Data records:
▬▬▬

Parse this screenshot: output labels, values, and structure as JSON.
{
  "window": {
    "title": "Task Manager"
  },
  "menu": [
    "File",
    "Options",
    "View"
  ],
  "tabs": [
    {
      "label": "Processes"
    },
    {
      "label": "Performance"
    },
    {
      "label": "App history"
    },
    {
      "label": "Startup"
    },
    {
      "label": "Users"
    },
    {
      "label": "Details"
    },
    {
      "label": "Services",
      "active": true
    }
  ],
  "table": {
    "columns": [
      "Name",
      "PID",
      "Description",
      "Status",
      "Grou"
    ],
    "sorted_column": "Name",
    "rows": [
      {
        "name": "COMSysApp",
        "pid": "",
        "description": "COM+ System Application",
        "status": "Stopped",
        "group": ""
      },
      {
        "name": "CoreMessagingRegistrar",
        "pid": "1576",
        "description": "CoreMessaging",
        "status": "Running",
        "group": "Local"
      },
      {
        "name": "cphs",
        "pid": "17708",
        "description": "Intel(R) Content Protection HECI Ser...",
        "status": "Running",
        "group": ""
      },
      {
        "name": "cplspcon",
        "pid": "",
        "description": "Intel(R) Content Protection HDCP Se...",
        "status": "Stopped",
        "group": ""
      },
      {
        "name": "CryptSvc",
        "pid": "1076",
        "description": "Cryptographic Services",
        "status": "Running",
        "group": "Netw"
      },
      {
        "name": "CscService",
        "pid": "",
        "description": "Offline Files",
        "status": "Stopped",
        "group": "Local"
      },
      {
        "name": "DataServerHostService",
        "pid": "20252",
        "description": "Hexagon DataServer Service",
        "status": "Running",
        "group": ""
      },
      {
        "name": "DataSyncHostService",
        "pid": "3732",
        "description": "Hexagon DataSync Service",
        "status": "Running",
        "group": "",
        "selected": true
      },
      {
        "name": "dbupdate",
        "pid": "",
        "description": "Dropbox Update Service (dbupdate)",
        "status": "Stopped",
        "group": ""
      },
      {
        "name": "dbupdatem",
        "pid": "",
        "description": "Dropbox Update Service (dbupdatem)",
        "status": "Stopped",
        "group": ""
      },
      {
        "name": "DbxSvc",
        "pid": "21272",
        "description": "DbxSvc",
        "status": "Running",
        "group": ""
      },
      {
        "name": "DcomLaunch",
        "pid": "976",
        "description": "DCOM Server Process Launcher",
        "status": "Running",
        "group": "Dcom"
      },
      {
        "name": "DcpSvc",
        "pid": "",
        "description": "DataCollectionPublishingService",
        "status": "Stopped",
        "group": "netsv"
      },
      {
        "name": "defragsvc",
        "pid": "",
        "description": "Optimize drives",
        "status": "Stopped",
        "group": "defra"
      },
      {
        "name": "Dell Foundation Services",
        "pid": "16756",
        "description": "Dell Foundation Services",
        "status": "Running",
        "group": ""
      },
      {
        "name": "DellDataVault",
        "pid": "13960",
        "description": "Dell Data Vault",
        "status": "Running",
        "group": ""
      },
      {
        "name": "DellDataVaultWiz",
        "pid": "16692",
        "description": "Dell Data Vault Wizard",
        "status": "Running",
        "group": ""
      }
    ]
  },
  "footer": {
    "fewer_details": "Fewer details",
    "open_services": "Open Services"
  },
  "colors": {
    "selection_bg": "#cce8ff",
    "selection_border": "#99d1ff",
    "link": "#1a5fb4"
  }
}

▬▬▬

= Exercise directions =
Please restate the data word for word, every record included.

= Task answer =
Parse this screenshot: output labels, values, and structure as JSON.
{
  "window": {
    "title": "Task Manager"
  },
  "menu": [
    "File",
    "Options",
    "View"
  ],
  "tabs": [
    {
      "label": "Processes"
    },
    {
      "label": "Performance"
    },
    {
      "label": "App history"
    },
    {
      "label": "Startup"
    },
    {
      "label": "Users"
    },
    {
      "label": "Details"
    },
    {
      "label": "Services",
      "active": true
    }
  ],
  "table": {
    "columns": [
      "Name",
      "PID",
      "Description",
      "Status",
      "Grou"
    ],
    "sorted_column": "Name",
    "rows": [
      {
        "name": "COMSysApp",
        "pid": "",
        "description": "COM+ System Application",
        "status": "Stopped",
        "group": ""
      },
      {
        "name": "CoreMessagingRegistrar",
        "pid": "1576",
        "description": "CoreMessaging",
        "status": "Running",
        "group": "Local"
      },
      {
        "name": "cphs",
        "pid": "17708",
        "description": "Intel(R) Content Protection HECI Ser...",
        "status": "Running",
        "group": ""
      },
      {
        "name": "cplspcon",
        "pid": "",
        "description": "Intel(R) Content Protection HDCP Se...",
        "status": "Stopped",
        "group": ""
      },
      {
        "name": "CryptSvc",
        "pid": "1076",
        "description": "Cryptographic Services",
        "status": "Running",
        "group": "Netw"
      },
      {
        "name": "CscService",
        "pid": "",
        "description": "Offline Files",
        "status": "Stopped",
        "group": "Local"
      },
      {
        "name": "DataServerHostService",
        "pid": "20252",
        "description": "Hexagon DataServer Service",
        "status": "Running",
        "group": ""
      },
      {
        "name": "DataSyncHostService",
        "pid": "3732",
        "description": "Hexagon DataSync Service",
        "status": "Running",
        "group": "",
        "selected": true
      },
      {
        "name": "dbupdate",
        "pid": "",
        "description": "Dropbox Update Service (dbupdate)",
        "status": "Stopped",
        "group": ""
      },
      {
        "name": "dbupdatem",
        "pid": "",
        "description": "Dropbox Update Service (dbupdatem)",
        "status": "Stopped",
        "group": ""
      },
      {
        "name": "DbxSvc",
        "pid": "21272",
        "description": "DbxSvc",
        "status": "Running",
        "group": ""
      },
      {
        "name": "DcomLaunch",
        "pid": "976",
        "description": "DCOM Server Process Launcher",
        "status": "Running",
        "group": "Dcom"
      },
      {
        "name": "DcpSvc",
        "pid": "",
        "description": "DataCollectionPublishingService",
        "status": "Stopped",
        "group": "netsv"
      },
      {
        "name": "defragsvc",
        "pid": "",
        "description": "Optimize drives",
        "status": "Stopped",
        "group": "defra"
      },
      {
        "name": "Dell Foundation Services",
        "pid": "16756",
        "description": "Dell Foundation Services",
        "status": "Running",
        "group": ""
      },
      {
        "name": "DellDataVault",
        "pid": "13960",
        "description": "Dell Data Vault",
        "status": "Running",
        "group": ""
      },
      {
        "name": "DellDataVaultWiz",
        "pid": "16692",
        "description": "Dell Data Vault Wizard",
        "status": "Running",
        "group": ""
      }
    ]
  },
  "footer": {
    "fewer_details": "Fewer details",
    "open_services": "Open Services"
  },
  "colors": {
    "selection_bg": "#cce8ff",
    "selection_border": "#99d1ff",
    "link": "#1a5fb4"
  }
}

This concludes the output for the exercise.